[THE TASK]
Transcribe the whole listing below without changing a word, but leave out every image.

[MATERIAL PROVIDED]

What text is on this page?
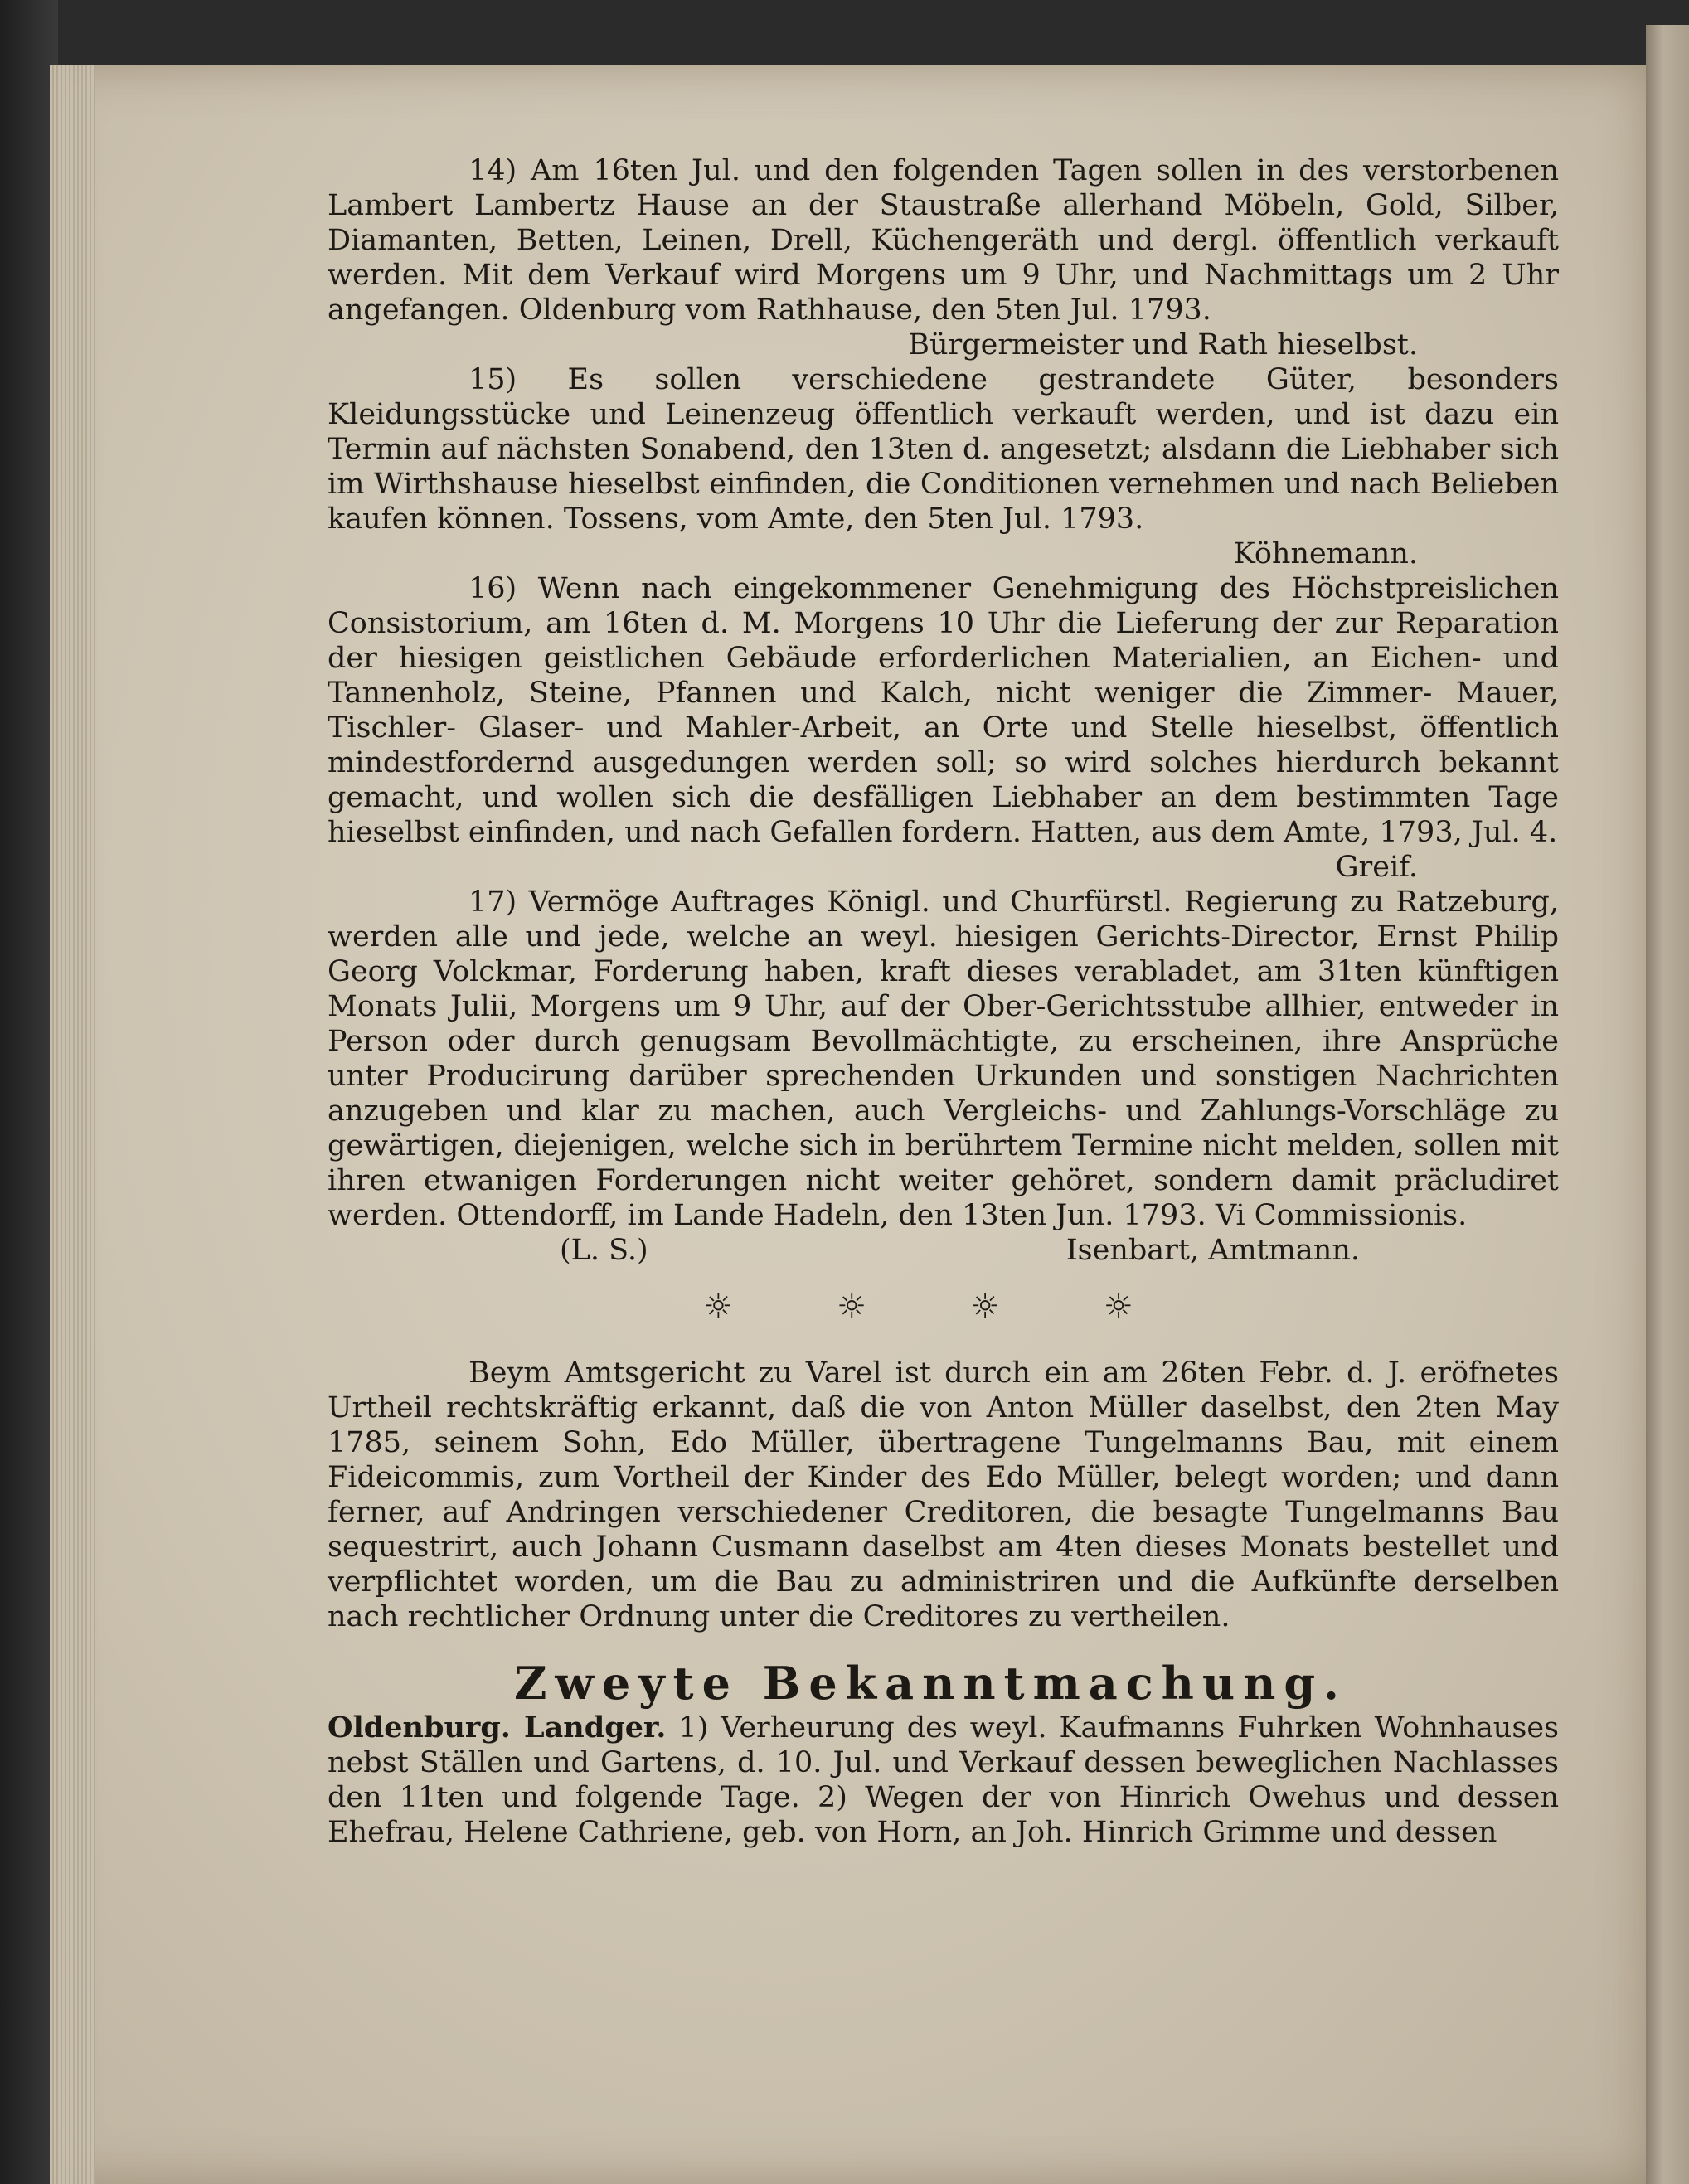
14) Am 16ten Jul. und den folgenden Tagen sollen in des verstorbenen Lambert Lambertz Hause an der Staustraße allerhand Möbeln, Gold, Silber, Diamanten, Betten, Leinen, Drell, Küchengeräth und dergl. öffentlich verkauft werden. Mit dem Verkauf wird Morgens um 9 Uhr, und Nachmittags um 2 Uhr angefangen. Oldenburg vom Rathhause, den 5ten Jul. 1793.

Bürgermeister und Rath hieselbst.

15) Es sollen verschiedene gestrandete Güter, besonders Kleidungsstücke und Leinenzeug öffentlich verkauft werden, und ist dazu ein Termin auf nächsten Sonabend, den 13ten d. angesetzt; alsdann die Liebhaber sich im Wirthshause hieselbst einfinden, die Conditionen vernehmen und nach Belieben kaufen können. Tossens, vom Amte, den 5ten Jul. 1793.

Köhnemann.

16) Wenn nach eingekommener Genehmigung des Höchstpreislichen Consistorium, am 16ten d. M. Morgens 10 Uhr die Lieferung der zur Reparation der hiesigen geistlichen Gebäude erforderlichen Materialien, an Eichen- und Tannenholz, Steine, Pfannen und Kalch, nicht weniger die Zimmer- Mauer, Tischler- Glaser- und Mahler-Arbeit, an Orte und Stelle hieselbst, öffentlich mindestfordernd ausgedungen werden soll; so wird solches hierdurch bekannt gemacht, und wollen sich die desfälligen Liebhaber an dem bestimmten Tage hieselbst einfinden, und nach Gefallen fordern. Hatten, aus dem Amte, 1793, Jul. 4.

Greif.

17) Vermöge Auftrages Königl. und Churfürstl. Regierung zu Ratzeburg, werden alle und jede, welche an weyl. hiesigen Gerichts-Director, Ernst Philip Georg Volckmar, Forderung haben, kraft dieses verabladet, am 31ten künftigen Monats Julii, Morgens um 9 Uhr, auf der Ober-Gerichtsstube allhier, entweder in Person oder durch genugsam Bevollmächtigte, zu erscheinen, ihre Ansprüche unter Producirung darüber sprechenden Urkunden und sonstigen Nachrichten anzugeben und klar zu machen, auch Vergleichs- und Zahlungs-Vorschläge zu gewärtigen, diejenigen, welche sich in berührtem Termine nicht melden, sollen mit ihren etwanigen Forderungen nicht weiter gehöret, sondern damit präcludiret werden. Ottendorff, im Lande Hadeln, den 13ten Jun. 1793. Vi Commissionis.

(L. S.)	Isenbart, Amtmann.

☼	☼	☼	☼

Beym Amtsgericht zu Varel ist durch ein am 26ten Febr. d. J. eröfnetes Urtheil rechtskräftig erkannt, daß die von Anton Müller daselbst, den 2ten May 1785, seinem Sohn, Edo Müller, übertragene Tungelmanns Bau, mit einem Fideicommis, zum Vortheil der Kinder des Edo Müller, belegt worden; und dann ferner, auf Andringen verschiedener Creditoren, die besagte Tungelmanns Bau sequestrirt, auch Johann Cusmann daselbst am 4ten dieses Monats bestellet und verpflichtet worden, um die Bau zu administriren und die Aufkünfte derselben nach rechtlicher Ordnung unter die Creditores zu vertheilen.

Zweyte Bekanntmachung.

Oldenburg. Landger. 1) Verheurung des weyl. Kaufmanns Fuhrken Wohnhauses nebst Ställen und Gartens, d. 10. Jul. und Verkauf dessen beweglichen Nachlasses den 11ten und folgende Tage. 2) Wegen der von Hinrich Owehus und dessen Ehefrau, Helene Cathriene, geb. von Horn, an Joh. Hinrich Grimme und dessen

[COMPLETE RESPONSE]
What text is on this page?
14) Am 16ten Jul. und den folgenden Tagen sollen in des verstorbenen Lambert Lambertz Hause an der Staustraße allerhand Möbeln, Gold, Silber, Diamanten, Betten, Leinen, Drell, Küchengeräth und dergl. öffentlich verkauft werden. Mit dem Verkauf wird Morgens um 9 Uhr, und Nachmittags um 2 Uhr angefangen. Oldenburg vom Rathhause, den 5ten Jul. 1793.

Bürgermeister und Rath hieselbst.

15) Es sollen verschiedene gestrandete Güter, besonders Kleidungsstücke und Leinenzeug öffentlich verkauft werden, und ist dazu ein Termin auf nächsten Sonabend, den 13ten d. angesetzt; alsdann die Liebhaber sich im Wirthshause hieselbst einfinden, die Conditionen vernehmen und nach Belieben kaufen können. Tossens, vom Amte, den 5ten Jul. 1793.

Köhnemann.

16) Wenn nach eingekommener Genehmigung des Höchstpreislichen Consistorium, am 16ten d. M. Morgens 10 Uhr die Lieferung der zur Reparation der hiesigen geistlichen Gebäude erforderlichen Materialien, an Eichen- und Tannenholz, Steine, Pfannen und Kalch, nicht weniger die Zimmer- Mauer, Tischler- Glaser- und Mahler-Arbeit, an Orte und Stelle hieselbst, öffentlich mindestfordernd ausgedungen werden soll; so wird solches hierdurch bekannt gemacht, und wollen sich die desfälligen Liebhaber an dem bestimmten Tage hieselbst einfinden, und nach Gefallen fordern. Hatten, aus dem Amte, 1793, Jul. 4.

Greif.

17) Vermöge Auftrages Königl. und Churfürstl. Regierung zu Ratzeburg, werden alle und jede, welche an weyl. hiesigen Gerichts-Director, Ernst Philip Georg Volckmar, Forderung haben, kraft dieses verabladet, am 31ten künftigen Monats Julii, Morgens um 9 Uhr, auf der Ober-Gerichtsstube allhier, entweder in Person oder durch genugsam Bevollmächtigte, zu erscheinen, ihre Ansprüche unter Producirung darüber sprechenden Urkunden und sonstigen Nachrichten anzugeben und klar zu machen, auch Vergleichs- und Zahlungs-Vorschläge zu gewärtigen, diejenigen, welche sich in berührtem Termine nicht melden, sollen mit ihren etwanigen Forderungen nicht weiter gehöret, sondern damit präcludiret werden. Ottendorff, im Lande Hadeln, den 13ten Jun. 1793. Vi Commissionis.

(L. S.)	Isenbart, Amtmann.

☼	☼	☼	☼

Beym Amtsgericht zu Varel ist durch ein am 26ten Febr. d. J. eröfnetes Urtheil rechtskräftig erkannt, daß die von Anton Müller daselbst, den 2ten May 1785, seinem Sohn, Edo Müller, übertragene Tungelmanns Bau, mit einem Fideicommis, zum Vortheil der Kinder des Edo Müller, belegt worden; und dann ferner, auf Andringen verschiedener Creditoren, die besagte Tungelmanns Bau sequestrirt, auch Johann Cusmann daselbst am 4ten dieses Monats bestellet und verpflichtet worden, um die Bau zu administriren und die Aufkünfte derselben nach rechtlicher Ordnung unter die Creditores zu vertheilen.

Zweyte Bekanntmachung.

Oldenburg. Landger. 1) Verheurung des weyl. Kaufmanns Fuhrken Wohnhauses nebst Ställen und Gartens, d. 10. Jul. und Verkauf dessen beweglichen Nachlasses den 11ten und folgende Tage. 2) Wegen der von Hinrich Owehus und dessen Ehefrau, Helene Cathriene, geb. von Horn, an Joh. Hinrich Grimme und dessen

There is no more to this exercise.